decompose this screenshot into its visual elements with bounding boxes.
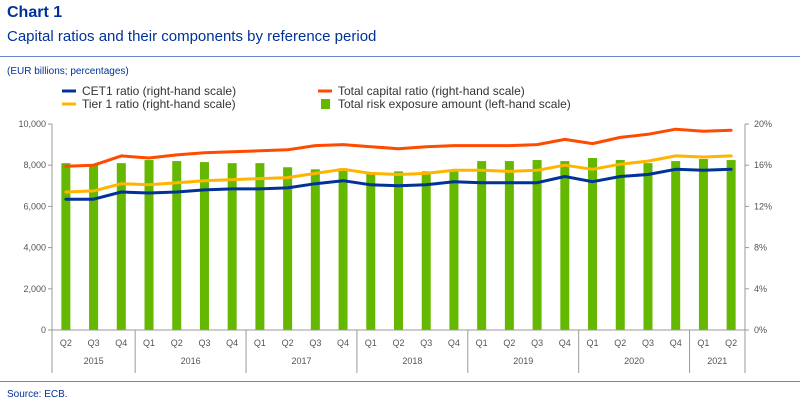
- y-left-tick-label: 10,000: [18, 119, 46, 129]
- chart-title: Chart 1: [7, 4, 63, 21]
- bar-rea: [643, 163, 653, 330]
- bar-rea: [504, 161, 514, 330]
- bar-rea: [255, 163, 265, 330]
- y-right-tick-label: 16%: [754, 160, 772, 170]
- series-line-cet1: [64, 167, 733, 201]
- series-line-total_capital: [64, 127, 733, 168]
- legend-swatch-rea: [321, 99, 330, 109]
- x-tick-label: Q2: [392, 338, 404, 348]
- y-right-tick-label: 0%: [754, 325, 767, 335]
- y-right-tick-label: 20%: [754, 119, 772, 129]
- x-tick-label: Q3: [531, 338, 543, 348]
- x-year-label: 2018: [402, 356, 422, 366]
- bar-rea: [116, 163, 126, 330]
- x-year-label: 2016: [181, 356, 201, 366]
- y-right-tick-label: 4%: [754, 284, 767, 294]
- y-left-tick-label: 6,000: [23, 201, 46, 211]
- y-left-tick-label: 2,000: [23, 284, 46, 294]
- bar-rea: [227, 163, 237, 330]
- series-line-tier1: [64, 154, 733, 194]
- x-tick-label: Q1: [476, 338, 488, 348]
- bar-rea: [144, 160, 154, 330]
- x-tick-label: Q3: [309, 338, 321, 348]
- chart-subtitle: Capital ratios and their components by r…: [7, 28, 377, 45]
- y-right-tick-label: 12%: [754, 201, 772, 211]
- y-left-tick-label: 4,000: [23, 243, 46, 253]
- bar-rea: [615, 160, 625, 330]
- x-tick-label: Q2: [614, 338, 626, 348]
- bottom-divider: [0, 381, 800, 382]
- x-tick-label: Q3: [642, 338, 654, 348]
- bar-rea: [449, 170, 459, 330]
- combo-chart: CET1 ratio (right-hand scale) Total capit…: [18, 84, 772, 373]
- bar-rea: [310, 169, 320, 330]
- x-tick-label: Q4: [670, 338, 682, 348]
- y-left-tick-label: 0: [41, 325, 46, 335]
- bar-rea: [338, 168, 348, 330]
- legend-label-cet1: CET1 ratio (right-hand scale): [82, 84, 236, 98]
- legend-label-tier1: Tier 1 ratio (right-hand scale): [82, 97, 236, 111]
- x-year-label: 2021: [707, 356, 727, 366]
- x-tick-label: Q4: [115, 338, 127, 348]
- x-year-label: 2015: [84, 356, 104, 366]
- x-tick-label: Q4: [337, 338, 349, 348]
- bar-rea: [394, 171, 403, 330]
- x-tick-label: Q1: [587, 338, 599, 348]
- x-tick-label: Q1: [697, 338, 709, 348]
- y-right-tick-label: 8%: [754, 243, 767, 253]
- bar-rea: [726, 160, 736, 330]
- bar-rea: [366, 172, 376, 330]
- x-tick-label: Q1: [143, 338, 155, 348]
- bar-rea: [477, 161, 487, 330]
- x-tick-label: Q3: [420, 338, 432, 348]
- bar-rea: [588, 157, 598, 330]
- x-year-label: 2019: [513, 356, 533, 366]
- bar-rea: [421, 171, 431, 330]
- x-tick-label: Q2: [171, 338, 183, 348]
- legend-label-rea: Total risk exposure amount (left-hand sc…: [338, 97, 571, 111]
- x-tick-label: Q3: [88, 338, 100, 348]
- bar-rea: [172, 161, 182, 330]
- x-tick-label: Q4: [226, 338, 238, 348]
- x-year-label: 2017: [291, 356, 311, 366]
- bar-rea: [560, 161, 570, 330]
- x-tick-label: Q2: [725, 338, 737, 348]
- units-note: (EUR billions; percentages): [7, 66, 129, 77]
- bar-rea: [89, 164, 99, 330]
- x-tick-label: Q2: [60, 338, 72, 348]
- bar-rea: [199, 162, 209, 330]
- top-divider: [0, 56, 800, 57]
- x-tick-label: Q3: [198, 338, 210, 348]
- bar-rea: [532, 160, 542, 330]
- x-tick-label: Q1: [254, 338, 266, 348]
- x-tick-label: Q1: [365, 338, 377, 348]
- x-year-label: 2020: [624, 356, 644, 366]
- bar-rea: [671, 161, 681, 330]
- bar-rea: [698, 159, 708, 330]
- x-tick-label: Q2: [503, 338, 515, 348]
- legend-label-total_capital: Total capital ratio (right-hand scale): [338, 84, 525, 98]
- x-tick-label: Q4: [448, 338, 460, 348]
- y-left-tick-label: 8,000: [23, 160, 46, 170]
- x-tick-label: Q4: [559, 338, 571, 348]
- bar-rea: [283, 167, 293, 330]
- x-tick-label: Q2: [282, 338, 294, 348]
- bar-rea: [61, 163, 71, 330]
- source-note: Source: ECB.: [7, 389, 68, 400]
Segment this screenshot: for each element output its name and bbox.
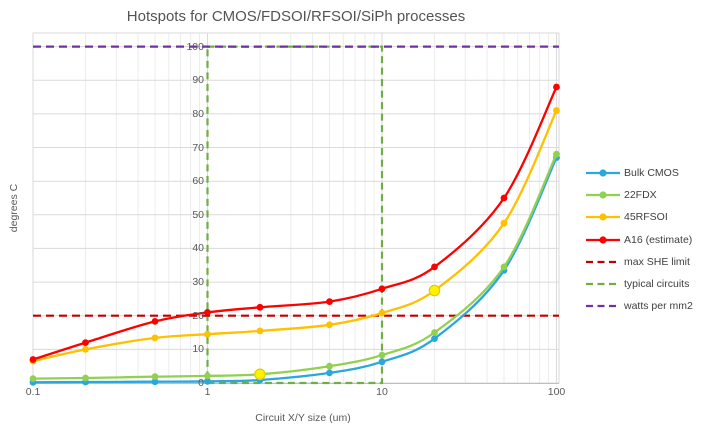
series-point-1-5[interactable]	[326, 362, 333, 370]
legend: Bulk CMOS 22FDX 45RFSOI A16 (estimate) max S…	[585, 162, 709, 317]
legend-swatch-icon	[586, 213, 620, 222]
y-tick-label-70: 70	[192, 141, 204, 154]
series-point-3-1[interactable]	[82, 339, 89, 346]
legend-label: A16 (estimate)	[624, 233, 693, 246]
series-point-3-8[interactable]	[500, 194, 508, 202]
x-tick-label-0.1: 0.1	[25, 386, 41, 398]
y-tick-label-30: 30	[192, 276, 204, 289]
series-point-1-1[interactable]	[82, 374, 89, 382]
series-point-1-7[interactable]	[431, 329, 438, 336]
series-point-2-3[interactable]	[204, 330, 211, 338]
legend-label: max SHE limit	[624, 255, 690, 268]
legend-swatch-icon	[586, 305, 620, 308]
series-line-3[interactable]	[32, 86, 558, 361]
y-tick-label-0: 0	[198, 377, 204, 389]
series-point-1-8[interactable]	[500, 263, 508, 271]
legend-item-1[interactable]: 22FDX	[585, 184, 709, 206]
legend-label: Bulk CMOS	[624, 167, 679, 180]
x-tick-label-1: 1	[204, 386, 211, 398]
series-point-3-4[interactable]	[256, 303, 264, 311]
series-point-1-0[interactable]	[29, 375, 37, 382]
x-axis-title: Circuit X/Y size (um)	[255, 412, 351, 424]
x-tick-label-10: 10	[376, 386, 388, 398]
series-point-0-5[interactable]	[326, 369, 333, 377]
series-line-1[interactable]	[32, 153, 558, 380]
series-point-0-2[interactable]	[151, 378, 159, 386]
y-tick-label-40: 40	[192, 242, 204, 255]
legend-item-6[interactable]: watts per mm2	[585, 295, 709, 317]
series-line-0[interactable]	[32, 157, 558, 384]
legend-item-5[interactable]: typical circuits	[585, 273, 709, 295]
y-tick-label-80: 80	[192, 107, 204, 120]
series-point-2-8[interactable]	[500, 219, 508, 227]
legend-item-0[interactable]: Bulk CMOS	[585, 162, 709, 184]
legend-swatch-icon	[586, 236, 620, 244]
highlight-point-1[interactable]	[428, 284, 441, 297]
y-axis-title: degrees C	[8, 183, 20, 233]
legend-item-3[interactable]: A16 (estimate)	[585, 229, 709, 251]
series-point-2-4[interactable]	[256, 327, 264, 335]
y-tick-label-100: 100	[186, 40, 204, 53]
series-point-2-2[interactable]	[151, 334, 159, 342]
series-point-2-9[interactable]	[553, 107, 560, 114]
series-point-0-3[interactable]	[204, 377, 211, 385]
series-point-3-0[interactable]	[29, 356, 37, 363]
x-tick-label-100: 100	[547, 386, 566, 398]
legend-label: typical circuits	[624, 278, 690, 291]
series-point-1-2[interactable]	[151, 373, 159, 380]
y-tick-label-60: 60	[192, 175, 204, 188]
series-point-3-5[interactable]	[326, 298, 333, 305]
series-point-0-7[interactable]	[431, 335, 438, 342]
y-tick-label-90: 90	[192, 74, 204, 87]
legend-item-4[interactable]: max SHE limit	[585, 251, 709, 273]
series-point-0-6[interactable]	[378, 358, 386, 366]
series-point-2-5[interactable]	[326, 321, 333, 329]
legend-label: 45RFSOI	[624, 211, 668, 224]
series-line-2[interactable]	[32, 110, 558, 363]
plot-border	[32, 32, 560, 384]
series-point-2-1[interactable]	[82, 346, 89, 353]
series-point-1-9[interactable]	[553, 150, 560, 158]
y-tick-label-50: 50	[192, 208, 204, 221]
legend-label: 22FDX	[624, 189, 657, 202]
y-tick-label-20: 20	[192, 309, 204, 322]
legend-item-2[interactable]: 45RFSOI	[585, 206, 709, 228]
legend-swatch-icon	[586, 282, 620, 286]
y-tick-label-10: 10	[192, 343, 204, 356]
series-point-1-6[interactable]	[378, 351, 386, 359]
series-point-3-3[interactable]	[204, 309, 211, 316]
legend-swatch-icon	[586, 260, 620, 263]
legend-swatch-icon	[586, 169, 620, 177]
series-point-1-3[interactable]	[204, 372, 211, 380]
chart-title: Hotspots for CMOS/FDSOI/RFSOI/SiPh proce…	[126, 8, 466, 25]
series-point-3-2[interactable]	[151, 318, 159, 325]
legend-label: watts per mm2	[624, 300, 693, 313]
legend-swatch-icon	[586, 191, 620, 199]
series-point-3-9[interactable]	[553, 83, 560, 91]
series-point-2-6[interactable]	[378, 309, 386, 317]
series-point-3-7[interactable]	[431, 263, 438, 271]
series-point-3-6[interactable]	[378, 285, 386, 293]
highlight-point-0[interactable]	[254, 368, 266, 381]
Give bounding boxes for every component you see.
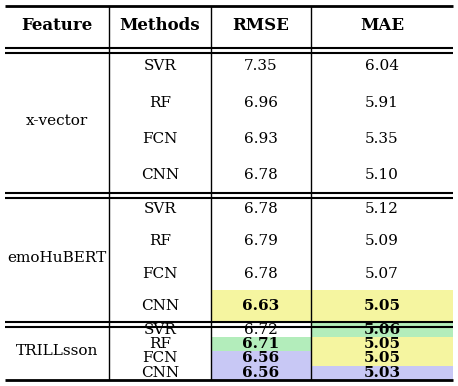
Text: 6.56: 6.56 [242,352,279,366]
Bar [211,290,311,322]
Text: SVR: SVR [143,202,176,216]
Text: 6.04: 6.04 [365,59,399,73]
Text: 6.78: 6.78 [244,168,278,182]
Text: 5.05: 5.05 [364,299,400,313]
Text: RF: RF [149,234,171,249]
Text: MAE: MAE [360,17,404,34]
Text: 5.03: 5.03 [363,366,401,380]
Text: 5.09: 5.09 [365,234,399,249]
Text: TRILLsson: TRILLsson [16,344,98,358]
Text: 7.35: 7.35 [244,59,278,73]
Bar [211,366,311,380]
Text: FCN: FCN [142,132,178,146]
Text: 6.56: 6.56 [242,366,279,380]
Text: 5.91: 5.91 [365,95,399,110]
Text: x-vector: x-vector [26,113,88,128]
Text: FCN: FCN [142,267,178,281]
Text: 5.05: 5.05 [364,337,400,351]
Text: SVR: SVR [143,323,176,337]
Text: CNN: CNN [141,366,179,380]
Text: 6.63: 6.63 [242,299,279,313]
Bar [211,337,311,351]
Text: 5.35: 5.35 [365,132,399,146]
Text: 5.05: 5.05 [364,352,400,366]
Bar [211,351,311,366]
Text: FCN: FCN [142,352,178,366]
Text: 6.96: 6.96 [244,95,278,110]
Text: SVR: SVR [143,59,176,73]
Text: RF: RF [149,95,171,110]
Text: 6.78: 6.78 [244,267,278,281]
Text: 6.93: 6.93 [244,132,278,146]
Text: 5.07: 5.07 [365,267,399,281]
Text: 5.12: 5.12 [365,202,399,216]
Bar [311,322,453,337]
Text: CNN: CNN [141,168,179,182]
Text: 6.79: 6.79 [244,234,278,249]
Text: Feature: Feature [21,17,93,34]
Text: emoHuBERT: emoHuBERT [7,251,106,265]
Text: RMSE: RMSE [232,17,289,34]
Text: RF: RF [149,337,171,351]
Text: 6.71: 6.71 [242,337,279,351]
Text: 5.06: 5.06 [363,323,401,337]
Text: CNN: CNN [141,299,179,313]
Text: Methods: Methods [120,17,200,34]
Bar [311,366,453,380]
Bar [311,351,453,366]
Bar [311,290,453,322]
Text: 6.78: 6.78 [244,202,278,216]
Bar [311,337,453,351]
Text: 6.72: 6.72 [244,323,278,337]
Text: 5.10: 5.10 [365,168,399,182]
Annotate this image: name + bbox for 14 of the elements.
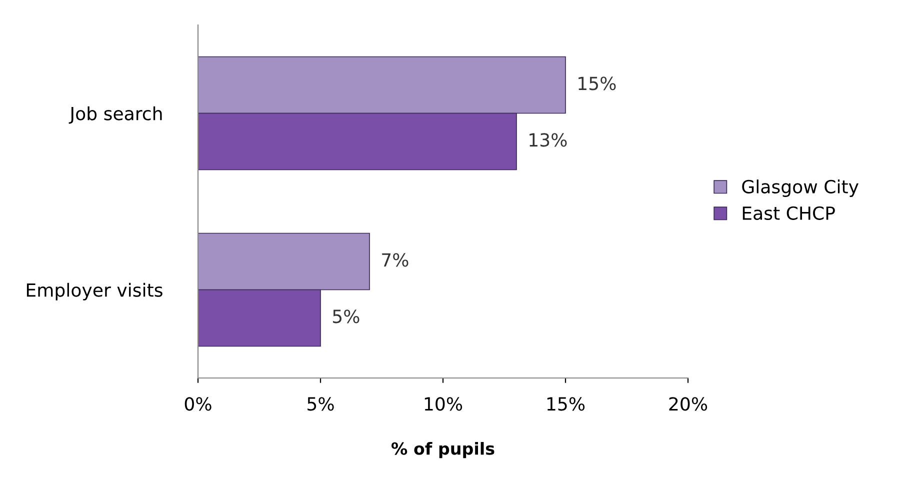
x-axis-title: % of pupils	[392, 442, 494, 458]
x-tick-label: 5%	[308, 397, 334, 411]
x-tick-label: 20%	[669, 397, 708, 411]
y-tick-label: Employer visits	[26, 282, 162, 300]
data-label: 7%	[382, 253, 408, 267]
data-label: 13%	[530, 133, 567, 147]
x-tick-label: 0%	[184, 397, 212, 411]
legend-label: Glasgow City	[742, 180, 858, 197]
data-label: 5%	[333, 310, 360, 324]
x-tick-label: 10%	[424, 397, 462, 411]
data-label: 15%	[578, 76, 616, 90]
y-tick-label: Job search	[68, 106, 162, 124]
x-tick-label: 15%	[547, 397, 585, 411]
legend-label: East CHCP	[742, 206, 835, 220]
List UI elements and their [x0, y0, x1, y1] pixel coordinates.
════════════════
* _Exercise task_
Reproduce verbatim every line of the material from the line containing "x-axis-title: % of" through the final line of the material, both included.

* _Answer for the task_
x-axis-title: % of pupils	[392, 442, 494, 458]
x-tick-label: 5%	[308, 397, 334, 411]
x-tick-label: 20%	[669, 397, 708, 411]
y-tick-label: Employer visits	[26, 282, 162, 300]
data-label: 7%	[382, 253, 408, 267]
data-label: 13%	[530, 133, 567, 147]
x-tick-label: 0%	[184, 397, 212, 411]
legend-label: Glasgow City	[742, 180, 858, 197]
data-label: 5%	[333, 310, 360, 324]
x-tick-label: 10%	[424, 397, 462, 411]
data-label: 15%	[578, 76, 616, 90]
y-tick-label: Job search	[68, 106, 162, 124]
x-tick-label: 15%	[547, 397, 585, 411]
legend-label: East CHCP	[742, 206, 835, 220]
List UI elements and their [x0, y0, x1, y1] pixel coordinates.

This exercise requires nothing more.